begin Raw records
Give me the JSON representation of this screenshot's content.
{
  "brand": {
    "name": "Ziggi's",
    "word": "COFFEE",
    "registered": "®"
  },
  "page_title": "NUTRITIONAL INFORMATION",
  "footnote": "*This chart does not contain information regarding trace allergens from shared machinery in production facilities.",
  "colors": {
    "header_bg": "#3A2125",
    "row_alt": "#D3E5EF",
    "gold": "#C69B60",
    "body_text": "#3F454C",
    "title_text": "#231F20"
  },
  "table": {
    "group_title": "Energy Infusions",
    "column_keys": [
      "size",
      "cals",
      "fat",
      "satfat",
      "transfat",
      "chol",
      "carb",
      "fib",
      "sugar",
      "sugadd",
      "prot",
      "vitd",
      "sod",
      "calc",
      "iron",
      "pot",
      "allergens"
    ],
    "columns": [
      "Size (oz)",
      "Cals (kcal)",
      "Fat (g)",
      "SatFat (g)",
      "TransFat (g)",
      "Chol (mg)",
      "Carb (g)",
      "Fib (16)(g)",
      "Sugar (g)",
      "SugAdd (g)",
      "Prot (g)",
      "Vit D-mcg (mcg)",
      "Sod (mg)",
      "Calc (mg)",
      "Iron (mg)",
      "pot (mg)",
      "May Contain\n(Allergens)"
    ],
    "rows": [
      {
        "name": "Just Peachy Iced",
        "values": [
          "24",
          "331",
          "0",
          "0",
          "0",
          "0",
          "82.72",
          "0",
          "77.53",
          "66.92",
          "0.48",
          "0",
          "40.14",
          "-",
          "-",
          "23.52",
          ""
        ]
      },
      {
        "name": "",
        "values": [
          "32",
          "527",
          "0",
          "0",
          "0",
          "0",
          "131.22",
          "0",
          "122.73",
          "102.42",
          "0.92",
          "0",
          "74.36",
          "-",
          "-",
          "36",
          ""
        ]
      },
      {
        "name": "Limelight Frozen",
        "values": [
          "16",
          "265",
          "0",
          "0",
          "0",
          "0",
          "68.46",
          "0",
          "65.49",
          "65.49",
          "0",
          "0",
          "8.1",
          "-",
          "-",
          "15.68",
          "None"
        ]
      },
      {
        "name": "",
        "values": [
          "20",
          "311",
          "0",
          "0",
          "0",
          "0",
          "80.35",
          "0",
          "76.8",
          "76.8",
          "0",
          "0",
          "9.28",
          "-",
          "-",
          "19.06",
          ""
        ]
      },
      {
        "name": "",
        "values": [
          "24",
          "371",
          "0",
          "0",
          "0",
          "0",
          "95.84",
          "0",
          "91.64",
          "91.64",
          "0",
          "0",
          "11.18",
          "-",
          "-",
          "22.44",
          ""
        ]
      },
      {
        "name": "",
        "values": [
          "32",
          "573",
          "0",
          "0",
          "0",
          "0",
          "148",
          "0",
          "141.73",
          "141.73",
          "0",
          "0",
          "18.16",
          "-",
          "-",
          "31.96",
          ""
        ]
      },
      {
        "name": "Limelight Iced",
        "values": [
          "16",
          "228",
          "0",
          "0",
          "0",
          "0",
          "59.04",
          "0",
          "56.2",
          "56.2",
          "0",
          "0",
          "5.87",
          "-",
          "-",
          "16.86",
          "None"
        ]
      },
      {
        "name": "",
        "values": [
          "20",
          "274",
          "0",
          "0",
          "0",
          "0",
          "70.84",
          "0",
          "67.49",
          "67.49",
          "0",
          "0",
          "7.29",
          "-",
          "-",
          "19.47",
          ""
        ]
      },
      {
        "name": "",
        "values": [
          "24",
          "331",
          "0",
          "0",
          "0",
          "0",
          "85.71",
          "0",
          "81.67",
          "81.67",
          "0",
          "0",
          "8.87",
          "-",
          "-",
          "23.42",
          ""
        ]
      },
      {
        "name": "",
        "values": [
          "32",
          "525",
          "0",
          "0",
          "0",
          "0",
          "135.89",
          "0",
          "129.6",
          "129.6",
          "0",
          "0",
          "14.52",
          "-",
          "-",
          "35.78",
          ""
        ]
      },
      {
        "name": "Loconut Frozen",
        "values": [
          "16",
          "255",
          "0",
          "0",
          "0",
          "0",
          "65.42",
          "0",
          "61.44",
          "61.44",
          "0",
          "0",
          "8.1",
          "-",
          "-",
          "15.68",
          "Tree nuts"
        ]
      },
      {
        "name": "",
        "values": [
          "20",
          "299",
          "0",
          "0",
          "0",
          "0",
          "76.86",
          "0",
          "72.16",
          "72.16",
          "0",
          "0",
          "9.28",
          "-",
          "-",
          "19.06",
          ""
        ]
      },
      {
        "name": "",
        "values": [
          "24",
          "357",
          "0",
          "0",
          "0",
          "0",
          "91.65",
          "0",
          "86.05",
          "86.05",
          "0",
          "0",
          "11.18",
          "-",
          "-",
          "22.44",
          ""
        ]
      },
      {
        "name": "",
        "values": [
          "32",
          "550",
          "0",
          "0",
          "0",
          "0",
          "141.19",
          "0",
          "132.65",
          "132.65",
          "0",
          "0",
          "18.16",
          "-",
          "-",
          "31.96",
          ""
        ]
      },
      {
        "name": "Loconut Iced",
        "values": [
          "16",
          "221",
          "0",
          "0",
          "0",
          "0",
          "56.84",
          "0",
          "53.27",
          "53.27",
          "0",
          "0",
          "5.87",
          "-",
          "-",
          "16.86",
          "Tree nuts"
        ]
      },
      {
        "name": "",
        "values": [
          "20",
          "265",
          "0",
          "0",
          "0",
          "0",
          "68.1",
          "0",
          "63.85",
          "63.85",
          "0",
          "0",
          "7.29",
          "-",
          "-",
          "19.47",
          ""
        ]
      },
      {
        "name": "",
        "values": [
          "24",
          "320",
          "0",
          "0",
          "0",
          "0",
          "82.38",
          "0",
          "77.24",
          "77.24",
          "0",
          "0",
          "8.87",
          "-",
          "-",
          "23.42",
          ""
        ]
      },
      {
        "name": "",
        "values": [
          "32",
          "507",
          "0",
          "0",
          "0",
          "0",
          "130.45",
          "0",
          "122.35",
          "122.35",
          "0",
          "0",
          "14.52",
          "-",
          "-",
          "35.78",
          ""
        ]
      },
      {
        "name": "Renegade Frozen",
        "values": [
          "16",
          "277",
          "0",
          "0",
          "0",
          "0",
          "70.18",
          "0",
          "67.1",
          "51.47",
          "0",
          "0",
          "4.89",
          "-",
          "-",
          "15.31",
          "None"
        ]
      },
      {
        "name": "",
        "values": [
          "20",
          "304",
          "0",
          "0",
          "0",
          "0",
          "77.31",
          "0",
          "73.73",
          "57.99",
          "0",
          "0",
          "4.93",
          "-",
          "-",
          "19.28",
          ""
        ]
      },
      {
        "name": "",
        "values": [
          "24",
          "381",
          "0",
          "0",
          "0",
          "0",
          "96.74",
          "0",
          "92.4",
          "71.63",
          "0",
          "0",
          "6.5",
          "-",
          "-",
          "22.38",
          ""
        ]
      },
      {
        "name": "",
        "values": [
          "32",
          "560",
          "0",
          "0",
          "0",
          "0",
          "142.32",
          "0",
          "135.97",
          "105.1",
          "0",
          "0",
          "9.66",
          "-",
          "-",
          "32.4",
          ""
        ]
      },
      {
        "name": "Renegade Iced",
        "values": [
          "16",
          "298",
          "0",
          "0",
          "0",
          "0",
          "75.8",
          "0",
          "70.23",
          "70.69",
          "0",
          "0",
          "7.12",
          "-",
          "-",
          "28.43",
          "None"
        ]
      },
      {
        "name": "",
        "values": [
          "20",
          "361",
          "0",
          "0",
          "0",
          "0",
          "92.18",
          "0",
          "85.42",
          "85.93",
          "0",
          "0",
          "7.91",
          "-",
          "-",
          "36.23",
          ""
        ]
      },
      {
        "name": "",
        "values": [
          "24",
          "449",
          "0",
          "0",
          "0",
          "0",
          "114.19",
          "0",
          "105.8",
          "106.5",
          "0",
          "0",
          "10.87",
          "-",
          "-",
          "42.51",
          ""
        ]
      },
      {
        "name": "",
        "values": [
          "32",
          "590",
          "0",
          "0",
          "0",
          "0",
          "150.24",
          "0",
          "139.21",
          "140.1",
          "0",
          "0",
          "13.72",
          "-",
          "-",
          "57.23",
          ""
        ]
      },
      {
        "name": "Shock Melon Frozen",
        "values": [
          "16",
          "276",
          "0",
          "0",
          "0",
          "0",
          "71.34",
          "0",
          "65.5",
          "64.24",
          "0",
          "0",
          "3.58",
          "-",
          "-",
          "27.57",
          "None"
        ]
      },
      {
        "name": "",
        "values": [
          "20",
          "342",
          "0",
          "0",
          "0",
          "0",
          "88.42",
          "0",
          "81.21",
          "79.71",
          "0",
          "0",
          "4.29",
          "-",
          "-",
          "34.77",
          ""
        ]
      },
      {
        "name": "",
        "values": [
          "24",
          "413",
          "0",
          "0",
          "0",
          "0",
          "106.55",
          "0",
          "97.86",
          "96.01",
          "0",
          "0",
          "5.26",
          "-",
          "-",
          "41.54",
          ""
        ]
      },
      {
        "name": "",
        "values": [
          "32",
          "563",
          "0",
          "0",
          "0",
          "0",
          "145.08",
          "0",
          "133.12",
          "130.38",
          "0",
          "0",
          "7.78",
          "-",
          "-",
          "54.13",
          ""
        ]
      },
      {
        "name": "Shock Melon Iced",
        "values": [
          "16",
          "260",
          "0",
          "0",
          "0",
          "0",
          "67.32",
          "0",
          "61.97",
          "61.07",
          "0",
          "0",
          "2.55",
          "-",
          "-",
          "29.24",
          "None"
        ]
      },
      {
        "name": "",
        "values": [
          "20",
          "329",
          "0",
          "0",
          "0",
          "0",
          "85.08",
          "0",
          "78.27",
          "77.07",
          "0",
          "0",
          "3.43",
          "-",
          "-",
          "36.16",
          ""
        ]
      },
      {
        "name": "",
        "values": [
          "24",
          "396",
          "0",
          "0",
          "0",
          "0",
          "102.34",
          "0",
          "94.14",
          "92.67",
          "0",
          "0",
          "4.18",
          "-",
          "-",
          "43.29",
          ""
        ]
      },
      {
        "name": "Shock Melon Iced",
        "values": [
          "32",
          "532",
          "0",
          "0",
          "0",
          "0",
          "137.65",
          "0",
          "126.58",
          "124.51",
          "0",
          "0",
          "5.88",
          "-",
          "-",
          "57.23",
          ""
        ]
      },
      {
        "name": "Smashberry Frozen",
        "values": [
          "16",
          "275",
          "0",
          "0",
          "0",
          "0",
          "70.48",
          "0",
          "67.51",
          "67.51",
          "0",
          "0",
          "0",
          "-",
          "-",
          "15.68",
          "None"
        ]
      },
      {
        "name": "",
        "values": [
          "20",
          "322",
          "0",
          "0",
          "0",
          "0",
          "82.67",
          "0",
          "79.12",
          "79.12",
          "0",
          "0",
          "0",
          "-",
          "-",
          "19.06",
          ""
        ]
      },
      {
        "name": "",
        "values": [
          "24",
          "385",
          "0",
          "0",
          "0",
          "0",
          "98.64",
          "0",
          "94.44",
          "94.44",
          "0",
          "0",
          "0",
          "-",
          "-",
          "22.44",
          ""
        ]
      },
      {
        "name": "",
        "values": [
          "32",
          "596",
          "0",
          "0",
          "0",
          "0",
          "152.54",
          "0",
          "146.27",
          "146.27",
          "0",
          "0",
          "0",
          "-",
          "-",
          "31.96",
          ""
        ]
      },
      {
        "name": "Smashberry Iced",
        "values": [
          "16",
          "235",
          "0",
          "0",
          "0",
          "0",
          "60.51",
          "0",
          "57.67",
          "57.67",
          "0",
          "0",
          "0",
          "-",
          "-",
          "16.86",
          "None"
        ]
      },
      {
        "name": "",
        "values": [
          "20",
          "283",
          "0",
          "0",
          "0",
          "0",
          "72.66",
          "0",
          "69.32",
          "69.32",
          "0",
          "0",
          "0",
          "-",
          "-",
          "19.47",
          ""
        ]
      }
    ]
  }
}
end Raw records
● Direction: Reproduce each line of the entries in which the word "Iced" is found.

● Answer below:
        "name": "Just Peachy Iced",
        "name": "Limelight Iced",
        "name": "Loconut Iced",
        "name": "Renegade Iced",
        "name": "Shock Melon Iced",
        "name": "Shock Melon Iced",
        "name": "Smashberry Iced",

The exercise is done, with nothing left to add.